WORK TO COMPLETE
Write every record out again exactly, and keep images out of it.

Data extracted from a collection
※ ※ ※

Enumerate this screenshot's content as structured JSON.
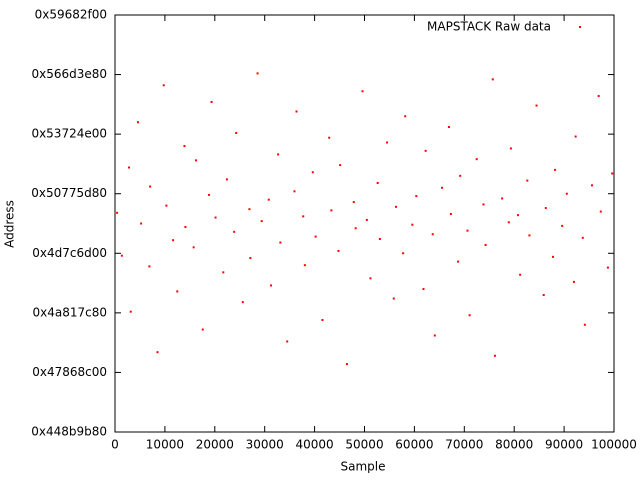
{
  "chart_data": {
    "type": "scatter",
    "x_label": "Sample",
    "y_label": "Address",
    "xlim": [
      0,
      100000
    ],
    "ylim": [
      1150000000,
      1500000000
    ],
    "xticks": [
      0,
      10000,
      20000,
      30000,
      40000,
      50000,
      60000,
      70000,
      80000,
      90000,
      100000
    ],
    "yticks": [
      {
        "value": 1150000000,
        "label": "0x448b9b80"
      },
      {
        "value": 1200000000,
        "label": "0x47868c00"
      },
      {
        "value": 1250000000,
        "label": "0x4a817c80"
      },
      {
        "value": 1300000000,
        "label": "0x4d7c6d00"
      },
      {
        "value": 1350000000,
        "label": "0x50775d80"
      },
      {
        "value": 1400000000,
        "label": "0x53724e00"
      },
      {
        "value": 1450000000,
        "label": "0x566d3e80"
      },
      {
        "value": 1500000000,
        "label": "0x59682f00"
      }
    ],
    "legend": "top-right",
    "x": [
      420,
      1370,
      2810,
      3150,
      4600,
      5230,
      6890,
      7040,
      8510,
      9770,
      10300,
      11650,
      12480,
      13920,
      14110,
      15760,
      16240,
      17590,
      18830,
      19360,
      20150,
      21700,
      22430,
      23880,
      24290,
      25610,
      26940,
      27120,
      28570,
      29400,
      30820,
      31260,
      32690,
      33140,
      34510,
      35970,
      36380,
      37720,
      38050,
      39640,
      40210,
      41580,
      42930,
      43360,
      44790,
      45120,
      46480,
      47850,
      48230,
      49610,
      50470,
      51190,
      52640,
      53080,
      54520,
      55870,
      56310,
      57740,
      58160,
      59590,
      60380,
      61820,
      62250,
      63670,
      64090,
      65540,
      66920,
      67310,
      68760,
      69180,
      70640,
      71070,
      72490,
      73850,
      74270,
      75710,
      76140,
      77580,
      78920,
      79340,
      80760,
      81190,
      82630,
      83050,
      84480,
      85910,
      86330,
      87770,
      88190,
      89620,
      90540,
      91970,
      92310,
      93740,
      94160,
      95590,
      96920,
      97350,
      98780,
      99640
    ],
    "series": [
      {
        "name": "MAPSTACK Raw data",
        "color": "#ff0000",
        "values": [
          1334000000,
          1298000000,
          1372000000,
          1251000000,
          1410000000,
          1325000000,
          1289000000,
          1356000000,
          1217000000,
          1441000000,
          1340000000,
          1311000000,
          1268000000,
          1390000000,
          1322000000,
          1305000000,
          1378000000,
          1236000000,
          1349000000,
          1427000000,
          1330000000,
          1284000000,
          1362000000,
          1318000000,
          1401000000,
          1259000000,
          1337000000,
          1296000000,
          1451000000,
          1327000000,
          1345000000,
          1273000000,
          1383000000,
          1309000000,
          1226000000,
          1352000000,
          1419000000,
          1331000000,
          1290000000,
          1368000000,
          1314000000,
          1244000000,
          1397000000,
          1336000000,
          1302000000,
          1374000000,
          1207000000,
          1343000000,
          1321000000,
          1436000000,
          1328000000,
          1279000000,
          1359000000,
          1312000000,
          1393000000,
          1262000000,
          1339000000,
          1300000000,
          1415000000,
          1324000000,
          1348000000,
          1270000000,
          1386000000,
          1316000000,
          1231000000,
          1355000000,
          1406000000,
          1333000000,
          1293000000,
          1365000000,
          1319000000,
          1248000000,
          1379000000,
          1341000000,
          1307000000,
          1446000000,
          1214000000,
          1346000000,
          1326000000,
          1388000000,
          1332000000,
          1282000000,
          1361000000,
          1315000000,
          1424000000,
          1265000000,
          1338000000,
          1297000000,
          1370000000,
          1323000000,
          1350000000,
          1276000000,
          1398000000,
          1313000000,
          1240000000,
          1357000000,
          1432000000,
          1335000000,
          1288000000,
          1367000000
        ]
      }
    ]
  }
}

※ ※ ※

THE REPLY
Enumerate this screenshot's content as structured JSON.
{
  "chart_data": {
    "type": "scatter",
    "x_label": "Sample",
    "y_label": "Address",
    "xlim": [
      0,
      100000
    ],
    "ylim": [
      1150000000,
      1500000000
    ],
    "xticks": [
      0,
      10000,
      20000,
      30000,
      40000,
      50000,
      60000,
      70000,
      80000,
      90000,
      100000
    ],
    "yticks": [
      {
        "value": 1150000000,
        "label": "0x448b9b80"
      },
      {
        "value": 1200000000,
        "label": "0x47868c00"
      },
      {
        "value": 1250000000,
        "label": "0x4a817c80"
      },
      {
        "value": 1300000000,
        "label": "0x4d7c6d00"
      },
      {
        "value": 1350000000,
        "label": "0x50775d80"
      },
      {
        "value": 1400000000,
        "label": "0x53724e00"
      },
      {
        "value": 1450000000,
        "label": "0x566d3e80"
      },
      {
        "value": 1500000000,
        "label": "0x59682f00"
      }
    ],
    "legend": "top-right",
    "x": [
      420,
      1370,
      2810,
      3150,
      4600,
      5230,
      6890,
      7040,
      8510,
      9770,
      10300,
      11650,
      12480,
      13920,
      14110,
      15760,
      16240,
      17590,
      18830,
      19360,
      20150,
      21700,
      22430,
      23880,
      24290,
      25610,
      26940,
      27120,
      28570,
      29400,
      30820,
      31260,
      32690,
      33140,
      34510,
      35970,
      36380,
      37720,
      38050,
      39640,
      40210,
      41580,
      42930,
      43360,
      44790,
      45120,
      46480,
      47850,
      48230,
      49610,
      50470,
      51190,
      52640,
      53080,
      54520,
      55870,
      56310,
      57740,
      58160,
      59590,
      60380,
      61820,
      62250,
      63670,
      64090,
      65540,
      66920,
      67310,
      68760,
      69180,
      70640,
      71070,
      72490,
      73850,
      74270,
      75710,
      76140,
      77580,
      78920,
      79340,
      80760,
      81190,
      82630,
      83050,
      84480,
      85910,
      86330,
      87770,
      88190,
      89620,
      90540,
      91970,
      92310,
      93740,
      94160,
      95590,
      96920,
      97350,
      98780,
      99640
    ],
    "series": [
      {
        "name": "MAPSTACK Raw data",
        "color": "#ff0000",
        "values": [
          1334000000,
          1298000000,
          1372000000,
          1251000000,
          1410000000,
          1325000000,
          1289000000,
          1356000000,
          1217000000,
          1441000000,
          1340000000,
          1311000000,
          1268000000,
          1390000000,
          1322000000,
          1305000000,
          1378000000,
          1236000000,
          1349000000,
          1427000000,
          1330000000,
          1284000000,
          1362000000,
          1318000000,
          1401000000,
          1259000000,
          1337000000,
          1296000000,
          1451000000,
          1327000000,
          1345000000,
          1273000000,
          1383000000,
          1309000000,
          1226000000,
          1352000000,
          1419000000,
          1331000000,
          1290000000,
          1368000000,
          1314000000,
          1244000000,
          1397000000,
          1336000000,
          1302000000,
          1374000000,
          1207000000,
          1343000000,
          1321000000,
          1436000000,
          1328000000,
          1279000000,
          1359000000,
          1312000000,
          1393000000,
          1262000000,
          1339000000,
          1300000000,
          1415000000,
          1324000000,
          1348000000,
          1270000000,
          1386000000,
          1316000000,
          1231000000,
          1355000000,
          1406000000,
          1333000000,
          1293000000,
          1365000000,
          1319000000,
          1248000000,
          1379000000,
          1341000000,
          1307000000,
          1446000000,
          1214000000,
          1346000000,
          1326000000,
          1388000000,
          1332000000,
          1282000000,
          1361000000,
          1315000000,
          1424000000,
          1265000000,
          1338000000,
          1297000000,
          1370000000,
          1323000000,
          1350000000,
          1276000000,
          1398000000,
          1313000000,
          1240000000,
          1357000000,
          1432000000,
          1335000000,
          1288000000,
          1367000000
        ]
      }
    ]
  }
}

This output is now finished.